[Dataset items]
************

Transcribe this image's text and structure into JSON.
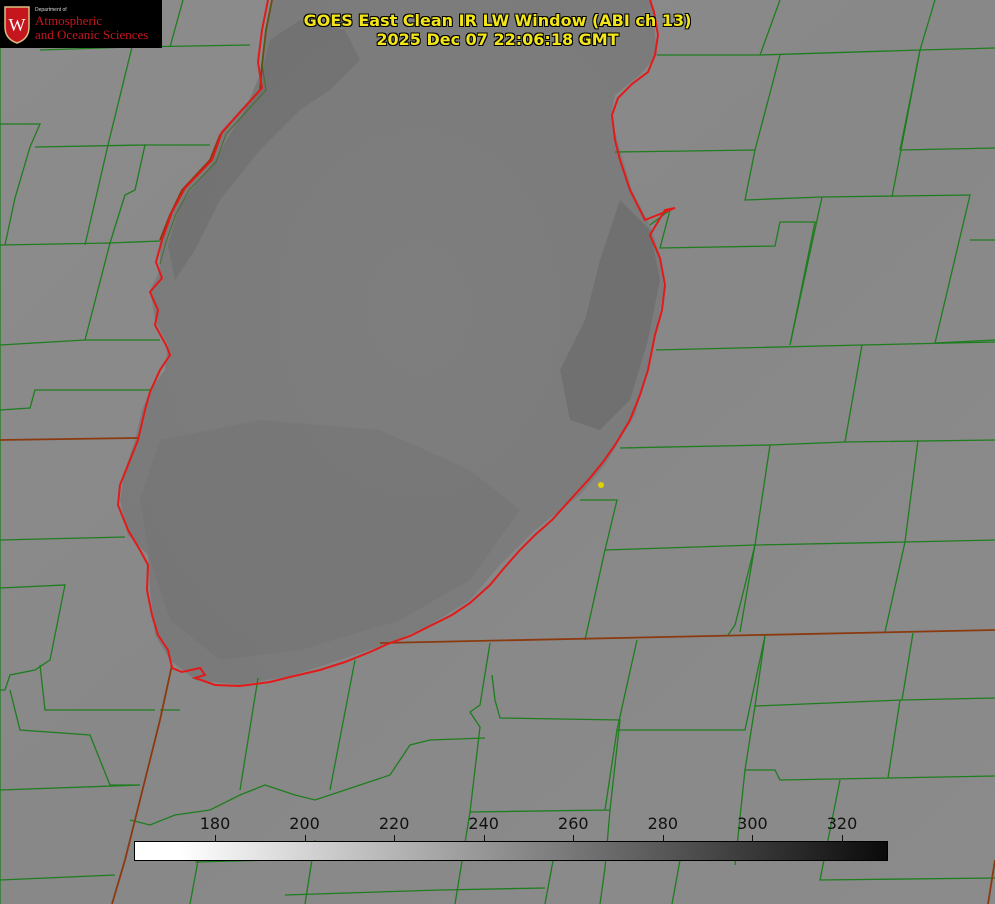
{
  "title": {
    "line1": "GOES East Clean IR LW Window (ABI ch 13)",
    "line2": "2025 Dec 07 22:06:18 GMT"
  },
  "logo": {
    "department": "Department of",
    "line1": "Atmospheric",
    "line2": "and Oceanic Sciences",
    "seal_letter": "W"
  },
  "colorbar": {
    "ticks": [
      "180",
      "200",
      "220",
      "240",
      "260",
      "280",
      "300",
      "320"
    ],
    "range": [
      162,
      330
    ],
    "colormap": "white-to-black"
  },
  "colors": {
    "county_lines": "#1e7d1e",
    "state_lines": "#8b3a10",
    "lake_outline": "#e31a1a",
    "title_text": "#f2e61a",
    "marker": "#e0d000",
    "background_gray": "#8a8a8a",
    "lake_gray": "#7a7a7a"
  },
  "map": {
    "features": [
      "county-boundaries",
      "state-boundaries",
      "lake-shoreline",
      "station-marker"
    ]
  }
}
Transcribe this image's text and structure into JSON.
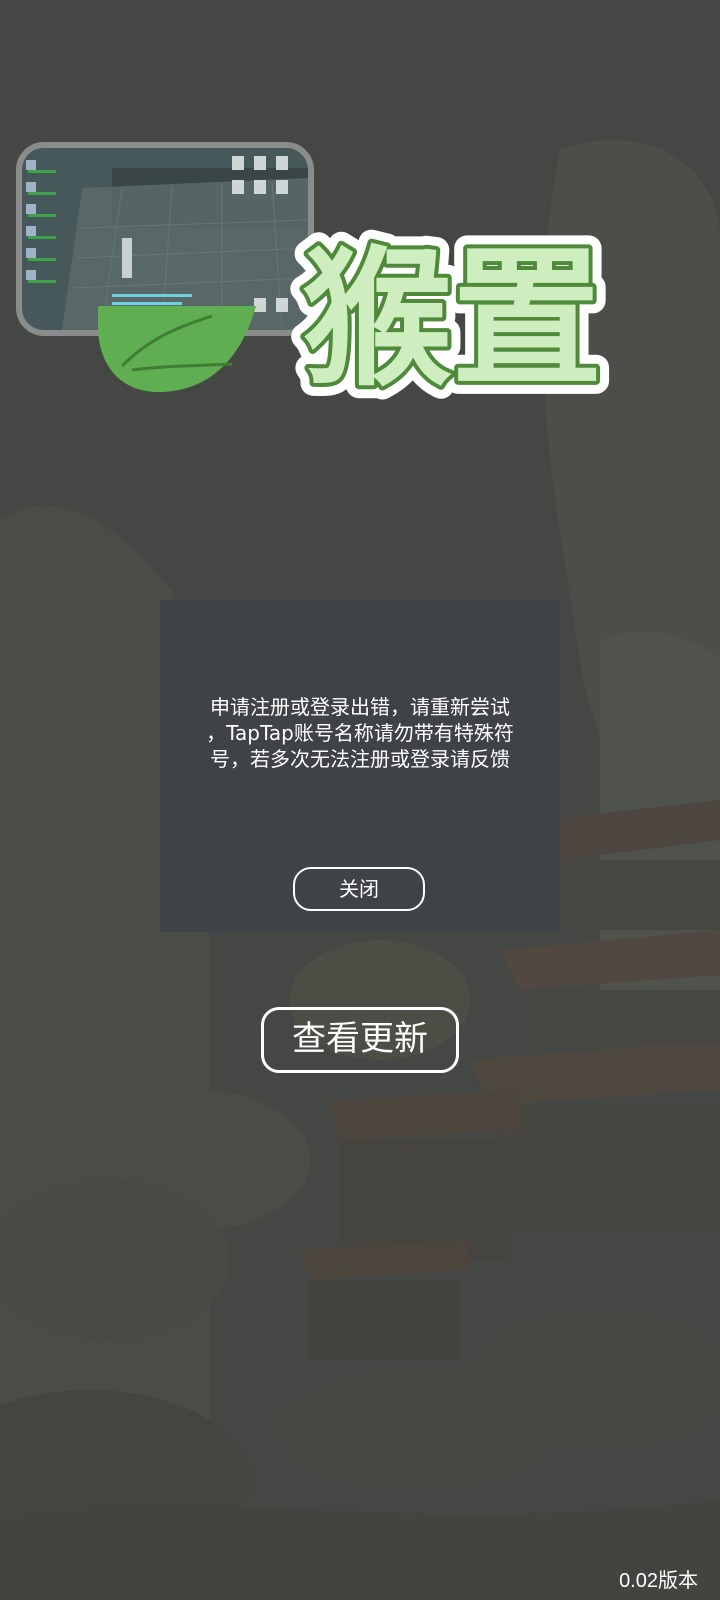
{
  "logo": {
    "title_text": "猴置",
    "fill_color": "#cfeec0",
    "stroke_color": "#4e8a3a",
    "leaf_color": "#5fae52"
  },
  "dialog": {
    "message": "申请注册或登录出错，请重新尝试，TapTap账号名称请勿带有特殊符号，若多次无法注册或登录请反馈",
    "message_lines": [
      "申请注册或登录出错，请重新尝试",
      "，TapTap账号名称请勿带有特殊符",
      "号，若多次无法注册或登录请反馈"
    ],
    "close_label": "关闭"
  },
  "update_button_label": "查看更新",
  "version_text": "0.02版本",
  "colors": {
    "dialog_bg": "#3f4246",
    "page_bg": "#4a4b48"
  }
}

************

Each record must be quoted in full and exactly. Do not include the pictures.

Transcribe this image's text and structure into JSON.
{
  "title": {
    "line1": "GOES East Clean IR LW Window (ABI ch 13)",
    "line2": "2025 Dec 07 22:06:18 GMT"
  },
  "logo": {
    "department": "Department of",
    "line1": "Atmospheric",
    "line2": "and Oceanic Sciences",
    "seal_letter": "W"
  },
  "colorbar": {
    "ticks": [
      "180",
      "200",
      "220",
      "240",
      "260",
      "280",
      "300",
      "320"
    ],
    "range": [
      162,
      330
    ],
    "colormap": "white-to-black"
  },
  "colors": {
    "county_lines": "#1e7d1e",
    "state_lines": "#8b3a10",
    "lake_outline": "#e31a1a",
    "title_text": "#f2e61a",
    "marker": "#e0d000",
    "background_gray": "#8a8a8a",
    "lake_gray": "#7a7a7a"
  },
  "map": {
    "features": [
      "county-boundaries",
      "state-boundaries",
      "lake-shoreline",
      "station-marker"
    ]
  }
}
Transcribe this image's text and structure into JSON.
{
  "logo": {
    "title_text": "猴置",
    "fill_color": "#cfeec0",
    "stroke_color": "#4e8a3a",
    "leaf_color": "#5fae52"
  },
  "dialog": {
    "message": "申请注册或登录出错，请重新尝试，TapTap账号名称请勿带有特殊符号，若多次无法注册或登录请反馈",
    "message_lines": [
      "申请注册或登录出错，请重新尝试",
      "，TapTap账号名称请勿带有特殊符",
      "号，若多次无法注册或登录请反馈"
    ],
    "close_label": "关闭"
  },
  "update_button_label": "查看更新",
  "version_text": "0.02版本",
  "colors": {
    "dialog_bg": "#3f4246",
    "page_bg": "#4a4b48"
  }
}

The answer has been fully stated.